"""

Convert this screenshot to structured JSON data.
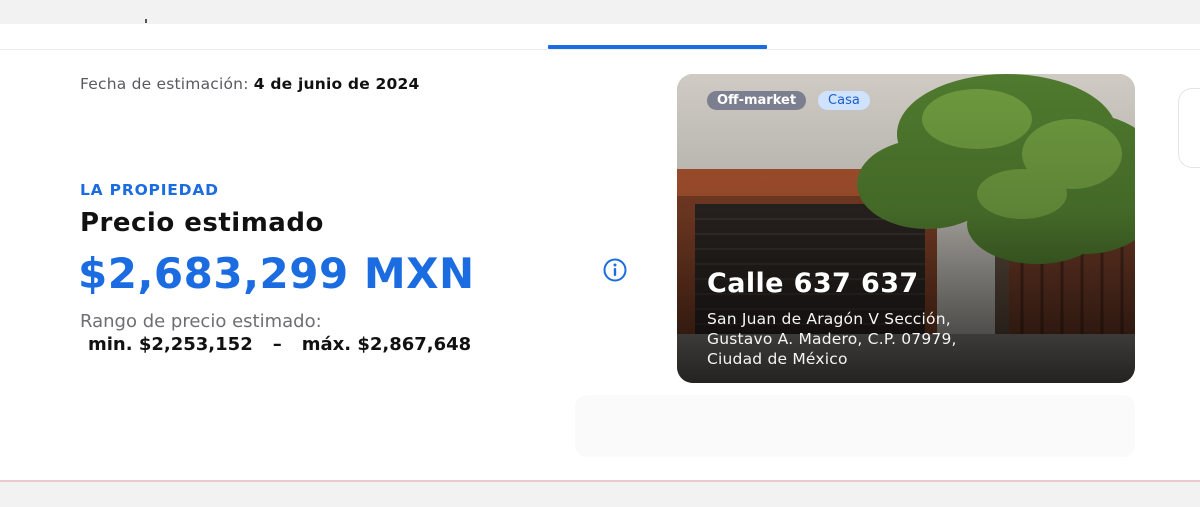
{
  "estimation": {
    "label": "Fecha de estimación:",
    "date": "4 de junio de 2024"
  },
  "property": {
    "eyebrow": "LA PROPIEDAD",
    "heading": "Precio estimado",
    "price": "$2,683,299 MXN",
    "info_icon": "info-circle-icon",
    "range_label": "Rango de precio estimado:",
    "range_min": "min. $2,253,152",
    "range_separator": "–",
    "range_max": "máx. $2,867,648"
  },
  "card": {
    "badges": [
      "Off-market",
      "Casa"
    ],
    "title": "Calle 637 637",
    "address_lines": [
      "San Juan de Aragón V Sección,",
      "Gustavo A. Madero, C.P. 07979,",
      "Ciudad de México"
    ]
  },
  "colors": {
    "accent": "#1b6ce0",
    "badge_off_market": "#7b7f8f",
    "badge_type_bg": "#cfe2ff",
    "heading_text": "#111111"
  }
}
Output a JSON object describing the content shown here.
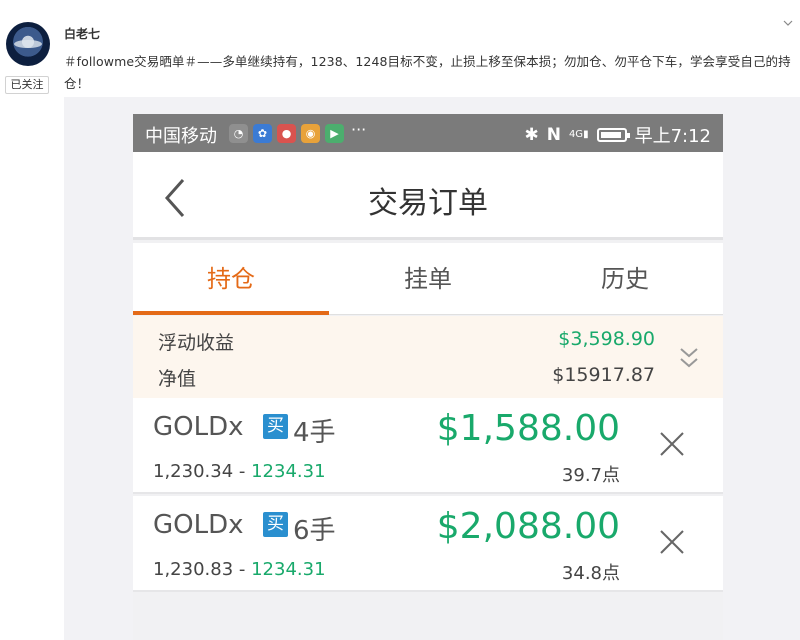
{
  "post": {
    "username": "白老七",
    "follow_label": "已关注",
    "text": "＃followme交易晒单＃——多单继续持有，1238、1248目标不变，止损上移至保本损；勿加仓、勿平仓下车，学会享受自己的持仓！"
  },
  "phone": {
    "status_bar": {
      "carrier": "中国移动",
      "more": "···",
      "network": "4G",
      "time": "早上7:12"
    },
    "title": "交易订单",
    "tabs": [
      {
        "label": "持仓",
        "active": true
      },
      {
        "label": "挂单",
        "active": false
      },
      {
        "label": "历史",
        "active": false
      }
    ],
    "summary": {
      "floating_label": "浮动收益",
      "floating_value": "$3,598.90",
      "equity_label": "净值",
      "equity_value": "$15917.87"
    },
    "orders": [
      {
        "symbol": "GOLDx",
        "side": "买",
        "lots": "4手",
        "profit": "$1,588.00",
        "open": "1,230.34",
        "sep": " - ",
        "target": "1234.31",
        "points": "39.7点"
      },
      {
        "symbol": "GOLDx",
        "side": "买",
        "lots": "6手",
        "profit": "$2,088.00",
        "open": "1,230.83",
        "sep": " - ",
        "target": "1234.31",
        "points": "34.8点"
      }
    ]
  },
  "colors": {
    "accent_orange": "#e46a17",
    "profit_green": "#19a96b",
    "badge_blue": "#2a8fcf",
    "status_bar_gray": "#7b7b7b"
  }
}
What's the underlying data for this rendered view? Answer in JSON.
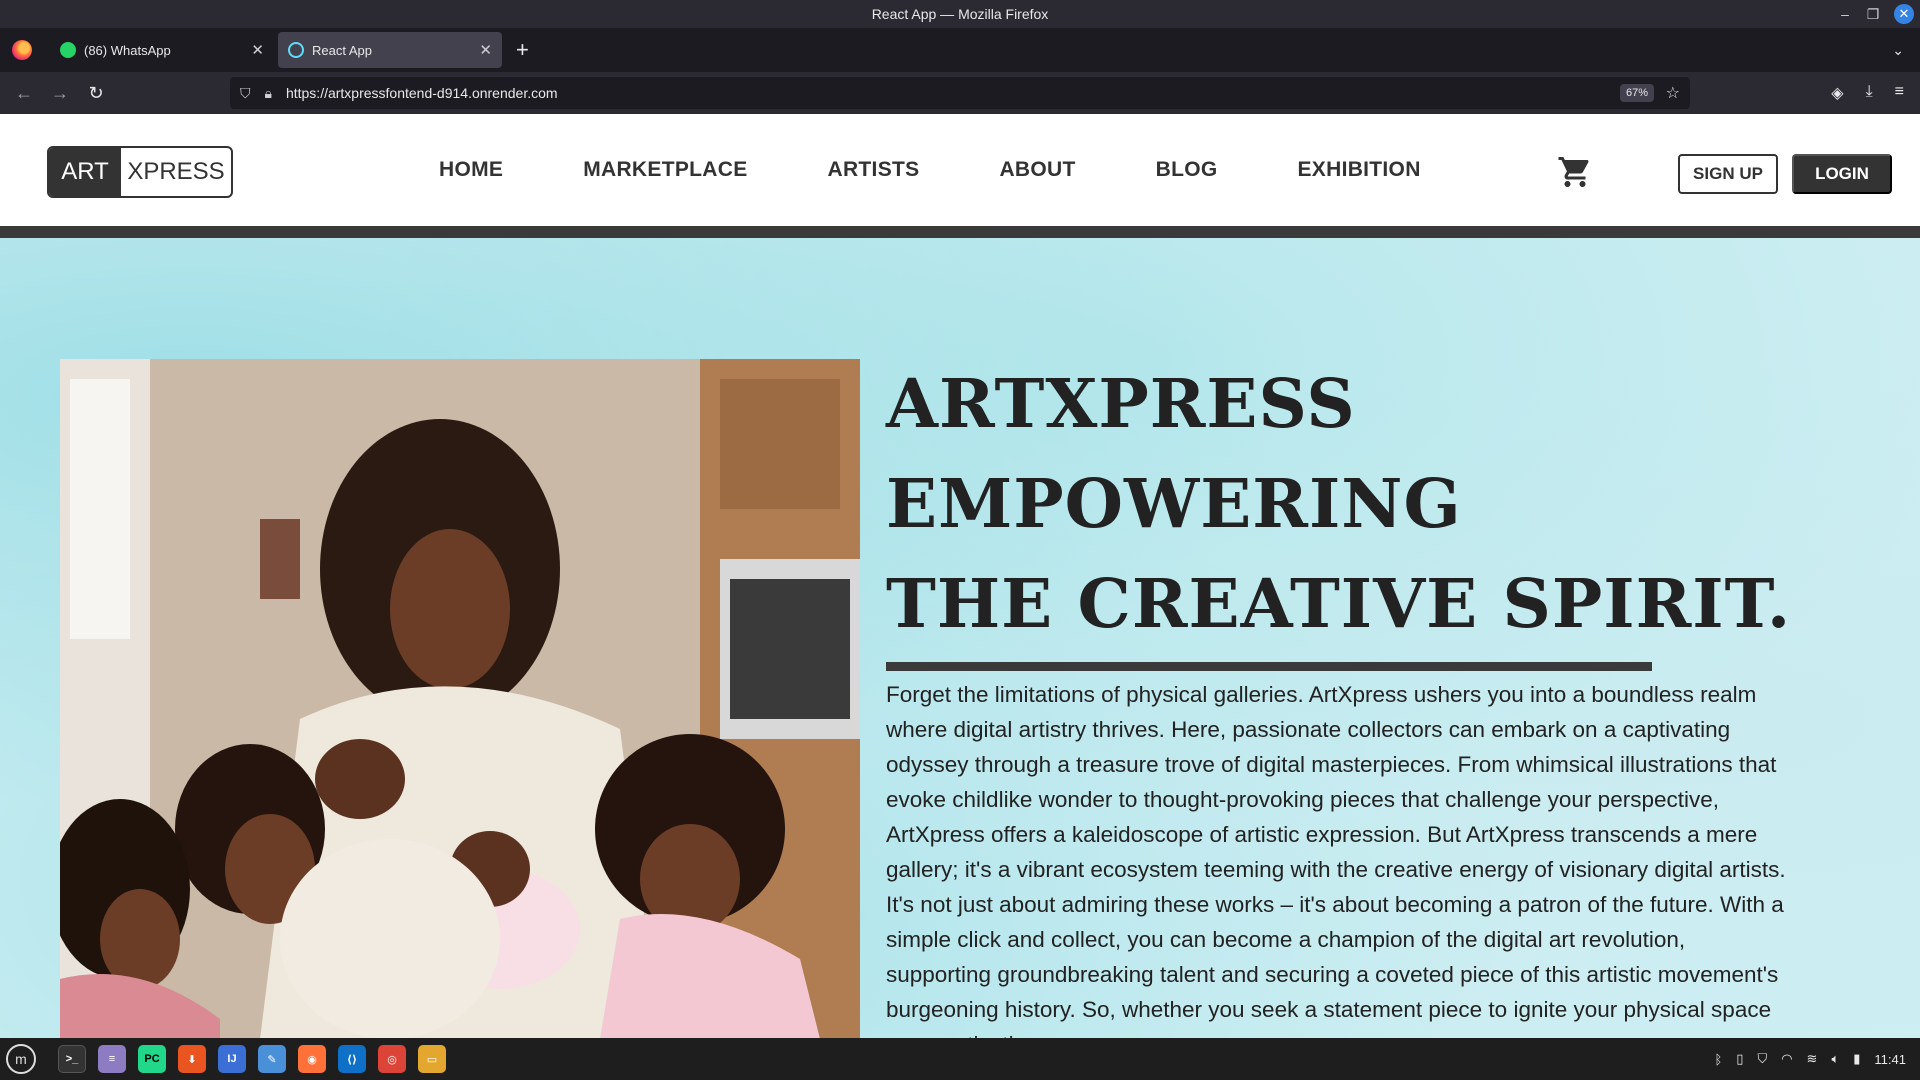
{
  "window": {
    "title": "React App — Mozilla Firefox"
  },
  "tabs": [
    {
      "label": "(86) WhatsApp",
      "icon": "whatsapp-icon"
    },
    {
      "label": "React App",
      "icon": "react-icon"
    }
  ],
  "urlbar": {
    "url": "https://artxpressfontend-d914.onrender.com",
    "zoom": "67%"
  },
  "site": {
    "logo_left": "ART",
    "logo_right": "XPRESS",
    "nav": [
      "HOME",
      "MARKETPLACE",
      "ARTISTS",
      "ABOUT",
      "BLOG",
      "EXHIBITION"
    ],
    "signup": "SIGN UP",
    "login": "LOGIN",
    "cart_icon": "cart-icon"
  },
  "hero": {
    "headline": [
      "ARTXPRESS",
      "EMPOWERING",
      "THE CREATIVE SPIRIT."
    ],
    "paragraph": "Forget the limitations of physical galleries. ArtXpress ushers you into a boundless realm where digital artistry thrives. Here, passionate collectors can embark on a captivating odyssey through a treasure trove of digital masterpieces. From whimsical illustrations that evoke childlike wonder to thought-provoking pieces that challenge your perspective, ArtXpress offers a kaleidoscope of artistic expression. But ArtXpress transcends a mere gallery; it's a vibrant ecosystem teeming with the creative energy of visionary digital artists. It's not just about admiring these works – it's about becoming a patron of the future. With a simple click and collect, you can become a champion of the digital art revolution, supporting groundbreaking talent and securing a coveted piece of this artistic movement's burgeoning history. So, whether you seek a statement piece to ignite your physical space or a captivating"
  },
  "taskbar": {
    "clock": "11:41",
    "apps": [
      "terminal-icon",
      "text-editor-icon",
      "pycharm-icon",
      "software-center-icon",
      "intellij-icon",
      "notes-icon",
      "firefox-icon",
      "vscode-icon",
      "chrome-icon",
      "files-icon"
    ]
  },
  "colors": {
    "accent": "#333333",
    "hero_bg": "#cdeef2",
    "browser_chrome": "#2b2a33"
  }
}
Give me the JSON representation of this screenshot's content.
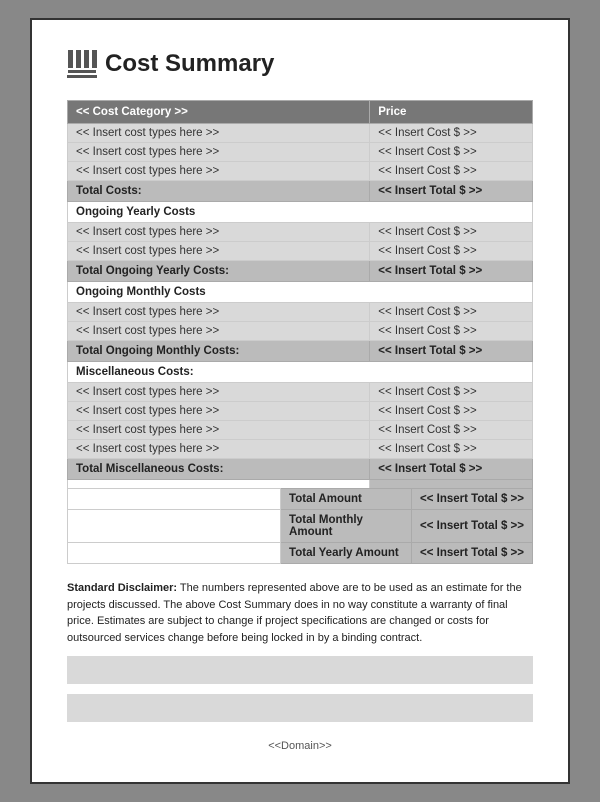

"""

# Task details:
Your task is to repeat the data above exactly while excluding the pictures.

# Complete answer:
Convert this screenshot to structured JSON data.
{
  "estimation": {
    "label": "Fecha de estimación:",
    "date": "4 de junio de 2024"
  },
  "property": {
    "eyebrow": "LA PROPIEDAD",
    "heading": "Precio estimado",
    "price": "$2,683,299 MXN",
    "info_icon": "info-circle-icon",
    "range_label": "Rango de precio estimado:",
    "range_min": "min. $2,253,152",
    "range_separator": "–",
    "range_max": "máx. $2,867,648"
  },
  "card": {
    "badges": [
      "Off-market",
      "Casa"
    ],
    "title": "Calle 637 637",
    "address_lines": [
      "San Juan de Aragón V Sección,",
      "Gustavo A. Madero, C.P. 07979,",
      "Ciudad de México"
    ]
  },
  "colors": {
    "accent": "#1b6ce0",
    "badge_off_market": "#7b7f8f",
    "badge_type_bg": "#cfe2ff",
    "heading_text": "#111111"
  }
}
Output a JSON object describing the content shown here.
{
  "post": {
    "username": "白老七",
    "follow_label": "已关注",
    "text": "＃followme交易晒单＃——多单继续持有，1238、1248目标不变，止损上移至保本损；勿加仓、勿平仓下车，学会享受自己的持仓！"
  },
  "phone": {
    "status_bar": {
      "carrier": "中国移动",
      "more": "···",
      "network": "4G",
      "time": "早上7:12"
    },
    "title": "交易订单",
    "tabs": [
      {
        "label": "持仓",
        "active": true
      },
      {
        "label": "挂单",
        "active": false
      },
      {
        "label": "历史",
        "active": false
      }
    ],
    "summary": {
      "floating_label": "浮动收益",
      "floating_value": "$3,598.90",
      "equity_label": "净值",
      "equity_value": "$15917.87"
    },
    "orders": [
      {
        "symbol": "GOLDx",
        "side": "买",
        "lots": "4手",
        "profit": "$1,588.00",
        "open": "1,230.34",
        "sep": " - ",
        "target": "1234.31",
        "points": "39.7点"
      },
      {
        "symbol": "GOLDx",
        "side": "买",
        "lots": "6手",
        "profit": "$2,088.00",
        "open": "1,230.83",
        "sep": " - ",
        "target": "1234.31",
        "points": "34.8点"
      }
    ]
  },
  "colors": {
    "accent_orange": "#e46a17",
    "profit_green": "#19a96b",
    "badge_blue": "#2a8fcf",
    "status_bar_gray": "#7b7b7b"
  }
}
What's the underlying data for this rendered view? Answer in JSON.
{
  "window": {
    "title": "React App — Mozilla Firefox"
  },
  "tabs": [
    {
      "label": "(86) WhatsApp",
      "icon": "whatsapp-icon"
    },
    {
      "label": "React App",
      "icon": "react-icon"
    }
  ],
  "urlbar": {
    "url": "https://artxpressfontend-d914.onrender.com",
    "zoom": "67%"
  },
  "site": {
    "logo_left": "ART",
    "logo_right": "XPRESS",
    "nav": [
      "HOME",
      "MARKETPLACE",
      "ARTISTS",
      "ABOUT",
      "BLOG",
      "EXHIBITION"
    ],
    "signup": "SIGN UP",
    "login": "LOGIN",
    "cart_icon": "cart-icon"
  },
  "hero": {
    "headline": [
      "ARTXPRESS",
      "EMPOWERING",
      "THE CREATIVE SPIRIT."
    ],
    "paragraph": "Forget the limitations of physical galleries. ArtXpress ushers you into a boundless realm where digital artistry thrives. Here, passionate collectors can embark on a captivating odyssey through a treasure trove of digital masterpieces. From whimsical illustrations that evoke childlike wonder to thought-provoking pieces that challenge your perspective, ArtXpress offers a kaleidoscope of artistic expression. But ArtXpress transcends a mere gallery; it's a vibrant ecosystem teeming with the creative energy of visionary digital artists. It's not just about admiring these works – it's about becoming a patron of the future. With a simple click and collect, you can become a champion of the digital art revolution, supporting groundbreaking talent and securing a coveted piece of this artistic movement's burgeoning history. So, whether you seek a statement piece to ignite your physical space or a captivating"
  },
  "taskbar": {
    "clock": "11:41",
    "apps": [
      "terminal-icon",
      "text-editor-icon",
      "pycharm-icon",
      "software-center-icon",
      "intellij-icon",
      "notes-icon",
      "firefox-icon",
      "vscode-icon",
      "chrome-icon",
      "files-icon"
    ]
  },
  "colors": {
    "accent": "#333333",
    "hero_bg": "#cdeef2",
    "browser_chrome": "#2b2a33"
  }
}
Give me the JSON representation of this screenshot's content.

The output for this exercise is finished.